▸ Record list

>> BEGIN

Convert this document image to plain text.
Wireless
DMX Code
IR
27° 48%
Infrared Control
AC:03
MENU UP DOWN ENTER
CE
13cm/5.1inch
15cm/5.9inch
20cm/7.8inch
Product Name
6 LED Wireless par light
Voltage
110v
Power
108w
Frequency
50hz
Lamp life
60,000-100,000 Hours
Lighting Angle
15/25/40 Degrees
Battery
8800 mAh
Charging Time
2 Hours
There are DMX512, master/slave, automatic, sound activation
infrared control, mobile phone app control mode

>> END

▸ Required task
Quote the data in full, keeping each word unchanged.

▸ Result below
Convert this document image to plain text.
Wireless
DMX Code
IR
27° 48%
Infrared Control
AC:03
MENU UP DOWN ENTER
CE
13cm/5.1inch
15cm/5.9inch
20cm/7.8inch
Product Name
6 LED Wireless par light
Voltage
110v
Power
108w
Frequency
50hz
Lamp life
60,000-100,000 Hours
Lighting Angle
15/25/40 Degrees
Battery
8800 mAh
Charging Time
2 Hours
There are DMX512, master/slave, automatic, sound activation
infrared control, mobile phone app control mode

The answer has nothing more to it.